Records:

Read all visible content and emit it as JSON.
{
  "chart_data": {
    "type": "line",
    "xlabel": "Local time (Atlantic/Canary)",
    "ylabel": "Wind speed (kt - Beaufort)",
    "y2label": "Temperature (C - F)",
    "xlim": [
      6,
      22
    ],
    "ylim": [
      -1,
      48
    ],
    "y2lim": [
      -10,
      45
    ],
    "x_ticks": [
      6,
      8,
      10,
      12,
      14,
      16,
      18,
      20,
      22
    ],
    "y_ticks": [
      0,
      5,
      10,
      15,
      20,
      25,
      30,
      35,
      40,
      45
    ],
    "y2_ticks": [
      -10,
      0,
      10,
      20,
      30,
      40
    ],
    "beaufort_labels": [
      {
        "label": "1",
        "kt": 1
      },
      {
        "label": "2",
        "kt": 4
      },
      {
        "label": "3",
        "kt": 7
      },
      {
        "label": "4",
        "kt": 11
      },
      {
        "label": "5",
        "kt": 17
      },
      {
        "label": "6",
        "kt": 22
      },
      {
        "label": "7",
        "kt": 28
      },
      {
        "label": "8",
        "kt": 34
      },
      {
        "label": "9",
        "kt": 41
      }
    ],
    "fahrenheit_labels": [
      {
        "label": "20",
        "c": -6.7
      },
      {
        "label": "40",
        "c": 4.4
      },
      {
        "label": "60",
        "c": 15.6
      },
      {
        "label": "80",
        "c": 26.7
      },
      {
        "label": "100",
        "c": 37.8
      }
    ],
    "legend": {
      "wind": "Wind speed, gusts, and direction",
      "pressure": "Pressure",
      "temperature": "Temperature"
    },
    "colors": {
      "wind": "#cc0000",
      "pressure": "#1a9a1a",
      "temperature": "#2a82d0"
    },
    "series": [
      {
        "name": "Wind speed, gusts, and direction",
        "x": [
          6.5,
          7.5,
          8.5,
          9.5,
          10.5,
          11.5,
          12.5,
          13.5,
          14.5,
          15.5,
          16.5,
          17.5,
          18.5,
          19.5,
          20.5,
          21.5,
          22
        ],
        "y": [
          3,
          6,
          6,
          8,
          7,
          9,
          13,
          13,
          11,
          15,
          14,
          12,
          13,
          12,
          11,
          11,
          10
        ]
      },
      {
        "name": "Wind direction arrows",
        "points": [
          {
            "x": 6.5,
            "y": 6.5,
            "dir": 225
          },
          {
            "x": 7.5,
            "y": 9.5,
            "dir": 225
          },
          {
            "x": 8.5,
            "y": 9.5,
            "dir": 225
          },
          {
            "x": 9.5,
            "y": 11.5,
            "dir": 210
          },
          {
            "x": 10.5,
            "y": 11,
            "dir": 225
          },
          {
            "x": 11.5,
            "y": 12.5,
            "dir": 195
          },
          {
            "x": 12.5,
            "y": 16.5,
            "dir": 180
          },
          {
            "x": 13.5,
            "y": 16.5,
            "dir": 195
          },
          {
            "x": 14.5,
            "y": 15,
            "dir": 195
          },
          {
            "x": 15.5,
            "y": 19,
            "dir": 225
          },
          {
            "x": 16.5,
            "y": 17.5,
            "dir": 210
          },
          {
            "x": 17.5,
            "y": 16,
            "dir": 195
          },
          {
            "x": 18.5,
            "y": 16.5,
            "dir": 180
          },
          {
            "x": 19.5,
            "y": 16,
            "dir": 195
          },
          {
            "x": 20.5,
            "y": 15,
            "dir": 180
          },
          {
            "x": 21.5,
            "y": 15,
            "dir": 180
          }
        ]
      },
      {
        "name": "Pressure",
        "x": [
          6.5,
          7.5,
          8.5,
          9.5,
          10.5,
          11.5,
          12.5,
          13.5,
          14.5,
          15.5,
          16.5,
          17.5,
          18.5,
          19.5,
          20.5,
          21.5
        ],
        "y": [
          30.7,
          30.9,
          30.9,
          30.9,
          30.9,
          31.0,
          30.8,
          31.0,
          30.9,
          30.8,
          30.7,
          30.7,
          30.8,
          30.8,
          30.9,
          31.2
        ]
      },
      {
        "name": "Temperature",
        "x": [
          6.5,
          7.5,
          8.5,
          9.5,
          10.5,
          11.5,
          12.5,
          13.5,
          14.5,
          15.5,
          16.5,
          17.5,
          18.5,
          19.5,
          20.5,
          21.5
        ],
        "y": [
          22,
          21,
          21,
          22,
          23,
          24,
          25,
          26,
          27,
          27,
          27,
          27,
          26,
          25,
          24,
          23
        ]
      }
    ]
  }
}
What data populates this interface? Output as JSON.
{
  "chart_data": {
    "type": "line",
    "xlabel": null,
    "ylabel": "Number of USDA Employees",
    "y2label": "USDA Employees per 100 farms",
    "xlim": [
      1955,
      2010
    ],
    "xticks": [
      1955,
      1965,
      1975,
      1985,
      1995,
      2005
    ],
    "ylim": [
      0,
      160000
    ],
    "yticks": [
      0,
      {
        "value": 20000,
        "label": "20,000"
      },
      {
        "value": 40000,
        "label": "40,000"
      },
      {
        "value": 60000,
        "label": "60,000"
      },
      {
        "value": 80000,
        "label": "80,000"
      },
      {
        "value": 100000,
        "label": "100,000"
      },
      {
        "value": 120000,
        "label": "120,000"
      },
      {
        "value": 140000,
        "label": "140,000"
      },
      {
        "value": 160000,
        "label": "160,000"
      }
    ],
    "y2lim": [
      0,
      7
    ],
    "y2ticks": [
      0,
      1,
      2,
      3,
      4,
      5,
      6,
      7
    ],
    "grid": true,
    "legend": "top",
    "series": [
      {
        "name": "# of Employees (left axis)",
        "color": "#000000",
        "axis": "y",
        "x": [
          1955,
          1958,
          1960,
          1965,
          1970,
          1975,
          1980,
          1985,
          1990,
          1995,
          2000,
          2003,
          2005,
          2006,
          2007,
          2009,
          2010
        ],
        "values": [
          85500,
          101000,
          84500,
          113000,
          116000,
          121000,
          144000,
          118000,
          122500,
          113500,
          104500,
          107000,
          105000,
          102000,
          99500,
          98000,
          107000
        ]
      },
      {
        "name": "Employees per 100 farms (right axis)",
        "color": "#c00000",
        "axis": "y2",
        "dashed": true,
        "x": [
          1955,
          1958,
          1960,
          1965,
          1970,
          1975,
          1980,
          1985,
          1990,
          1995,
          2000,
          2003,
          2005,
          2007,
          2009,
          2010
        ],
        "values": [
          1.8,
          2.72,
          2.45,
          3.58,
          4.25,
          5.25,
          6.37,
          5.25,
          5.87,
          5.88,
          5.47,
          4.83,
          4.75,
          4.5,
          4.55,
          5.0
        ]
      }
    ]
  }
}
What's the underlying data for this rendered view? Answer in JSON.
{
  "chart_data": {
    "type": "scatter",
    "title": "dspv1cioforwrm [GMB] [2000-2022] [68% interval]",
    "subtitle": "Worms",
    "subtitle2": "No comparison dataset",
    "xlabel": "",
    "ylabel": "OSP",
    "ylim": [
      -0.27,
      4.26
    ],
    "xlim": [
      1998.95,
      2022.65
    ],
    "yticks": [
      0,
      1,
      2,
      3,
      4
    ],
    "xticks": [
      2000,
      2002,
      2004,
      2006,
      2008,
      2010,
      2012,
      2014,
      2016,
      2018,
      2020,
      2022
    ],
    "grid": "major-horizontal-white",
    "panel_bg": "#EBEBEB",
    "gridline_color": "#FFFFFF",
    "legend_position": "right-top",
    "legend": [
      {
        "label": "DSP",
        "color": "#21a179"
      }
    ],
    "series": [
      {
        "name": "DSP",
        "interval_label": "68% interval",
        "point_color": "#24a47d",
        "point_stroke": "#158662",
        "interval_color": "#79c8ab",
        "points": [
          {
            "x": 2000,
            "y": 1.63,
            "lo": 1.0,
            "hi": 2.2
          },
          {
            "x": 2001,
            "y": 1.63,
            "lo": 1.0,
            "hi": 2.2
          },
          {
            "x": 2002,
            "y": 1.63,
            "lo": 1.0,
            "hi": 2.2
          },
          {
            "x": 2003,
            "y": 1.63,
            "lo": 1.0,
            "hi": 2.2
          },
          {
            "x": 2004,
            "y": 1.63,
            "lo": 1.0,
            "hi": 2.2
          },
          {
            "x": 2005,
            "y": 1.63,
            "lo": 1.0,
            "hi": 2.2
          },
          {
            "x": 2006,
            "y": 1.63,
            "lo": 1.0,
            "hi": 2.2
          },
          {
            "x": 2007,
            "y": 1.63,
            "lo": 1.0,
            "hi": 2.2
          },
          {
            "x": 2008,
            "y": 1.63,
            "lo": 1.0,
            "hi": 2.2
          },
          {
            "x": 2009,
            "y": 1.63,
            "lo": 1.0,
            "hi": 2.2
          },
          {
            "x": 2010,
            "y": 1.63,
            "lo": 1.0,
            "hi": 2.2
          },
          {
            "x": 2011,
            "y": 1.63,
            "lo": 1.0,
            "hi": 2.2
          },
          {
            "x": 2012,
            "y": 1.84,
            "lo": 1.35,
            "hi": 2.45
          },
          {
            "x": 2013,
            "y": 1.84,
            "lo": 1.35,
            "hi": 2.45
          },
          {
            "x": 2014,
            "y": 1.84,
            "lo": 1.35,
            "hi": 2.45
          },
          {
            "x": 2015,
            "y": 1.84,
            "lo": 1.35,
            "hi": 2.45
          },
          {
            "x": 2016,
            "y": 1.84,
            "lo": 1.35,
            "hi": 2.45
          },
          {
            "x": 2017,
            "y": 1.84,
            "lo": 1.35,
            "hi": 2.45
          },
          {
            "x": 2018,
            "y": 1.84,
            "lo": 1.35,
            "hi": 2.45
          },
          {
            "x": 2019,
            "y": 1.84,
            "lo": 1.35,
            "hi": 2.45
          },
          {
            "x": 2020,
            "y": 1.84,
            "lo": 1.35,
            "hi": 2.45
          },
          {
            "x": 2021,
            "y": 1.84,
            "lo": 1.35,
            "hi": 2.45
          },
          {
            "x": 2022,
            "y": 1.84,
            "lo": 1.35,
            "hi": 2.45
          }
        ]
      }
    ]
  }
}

Given request: Extract all lines of the records above that include "xlabel".

Solution for this task:
    "xlabel": "Local time (Atlantic/Canary)",
    "xlabel": null,
    "xlabel": "",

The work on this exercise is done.